** WHAT IS REQUIRED **
Write only the number of lines holding the string "therefore".

** GIVEN DATA **
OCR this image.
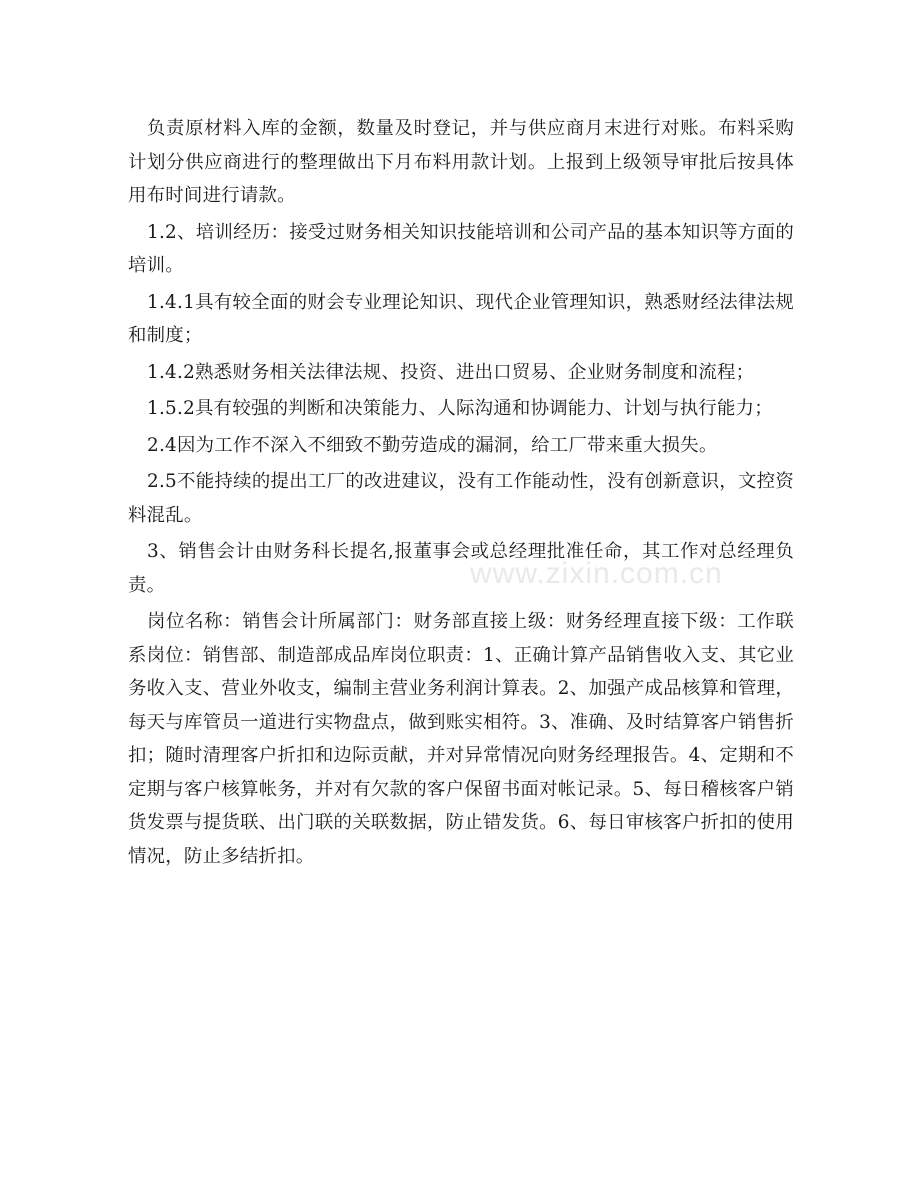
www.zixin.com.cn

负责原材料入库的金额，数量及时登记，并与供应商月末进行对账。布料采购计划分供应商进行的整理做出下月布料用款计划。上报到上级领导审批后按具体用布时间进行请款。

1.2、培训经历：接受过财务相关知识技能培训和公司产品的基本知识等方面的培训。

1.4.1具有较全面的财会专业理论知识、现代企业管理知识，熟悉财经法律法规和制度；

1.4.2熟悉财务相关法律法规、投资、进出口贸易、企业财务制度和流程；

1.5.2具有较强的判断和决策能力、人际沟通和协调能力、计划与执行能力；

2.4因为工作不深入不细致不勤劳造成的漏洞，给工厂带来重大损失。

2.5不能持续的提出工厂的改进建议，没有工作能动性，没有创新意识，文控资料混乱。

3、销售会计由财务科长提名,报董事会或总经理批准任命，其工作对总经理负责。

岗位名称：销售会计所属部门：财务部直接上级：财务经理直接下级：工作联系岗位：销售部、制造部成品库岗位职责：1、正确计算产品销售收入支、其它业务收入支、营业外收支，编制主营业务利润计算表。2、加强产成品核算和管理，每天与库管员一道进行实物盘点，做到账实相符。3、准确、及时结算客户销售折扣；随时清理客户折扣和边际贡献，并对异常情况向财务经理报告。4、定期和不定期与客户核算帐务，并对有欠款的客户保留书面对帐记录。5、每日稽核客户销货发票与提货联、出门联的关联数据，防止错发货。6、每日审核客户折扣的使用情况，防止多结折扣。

* * *

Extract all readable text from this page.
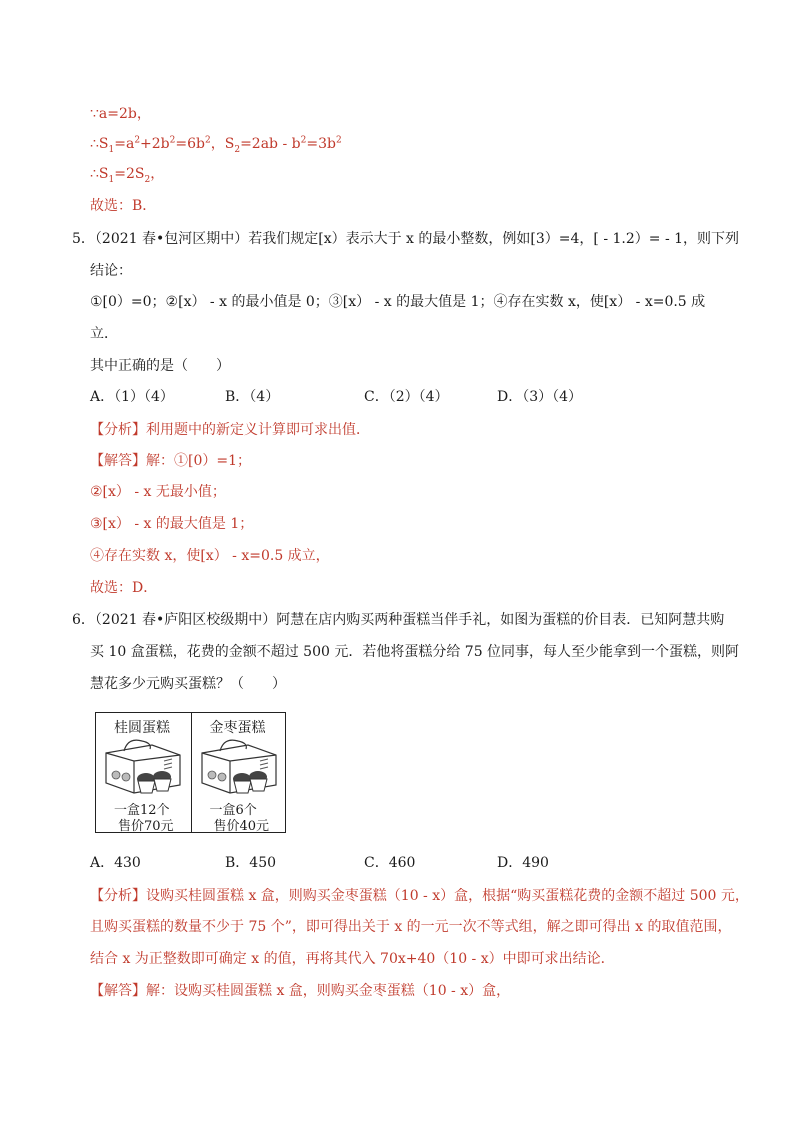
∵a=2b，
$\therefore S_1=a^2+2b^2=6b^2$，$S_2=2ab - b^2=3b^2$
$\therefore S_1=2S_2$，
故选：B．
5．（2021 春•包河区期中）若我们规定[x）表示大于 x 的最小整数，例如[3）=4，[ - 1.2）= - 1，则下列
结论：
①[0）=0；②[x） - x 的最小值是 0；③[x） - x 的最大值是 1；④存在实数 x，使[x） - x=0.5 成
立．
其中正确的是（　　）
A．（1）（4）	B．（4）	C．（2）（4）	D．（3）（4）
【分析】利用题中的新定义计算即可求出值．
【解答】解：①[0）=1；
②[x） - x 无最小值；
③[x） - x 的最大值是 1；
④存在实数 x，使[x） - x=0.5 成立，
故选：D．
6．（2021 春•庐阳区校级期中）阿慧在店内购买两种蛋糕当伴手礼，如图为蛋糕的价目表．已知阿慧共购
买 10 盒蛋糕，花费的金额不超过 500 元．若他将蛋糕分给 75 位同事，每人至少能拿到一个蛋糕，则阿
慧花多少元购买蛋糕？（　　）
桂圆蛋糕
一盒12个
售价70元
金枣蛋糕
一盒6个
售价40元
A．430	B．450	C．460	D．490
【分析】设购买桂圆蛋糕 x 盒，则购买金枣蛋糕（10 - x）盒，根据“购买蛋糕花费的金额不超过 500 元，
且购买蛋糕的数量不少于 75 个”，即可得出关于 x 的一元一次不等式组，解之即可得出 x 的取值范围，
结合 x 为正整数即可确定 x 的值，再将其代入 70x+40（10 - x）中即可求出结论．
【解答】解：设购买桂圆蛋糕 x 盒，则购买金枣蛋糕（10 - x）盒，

** SOLUTION TO THE EXERCISE **
2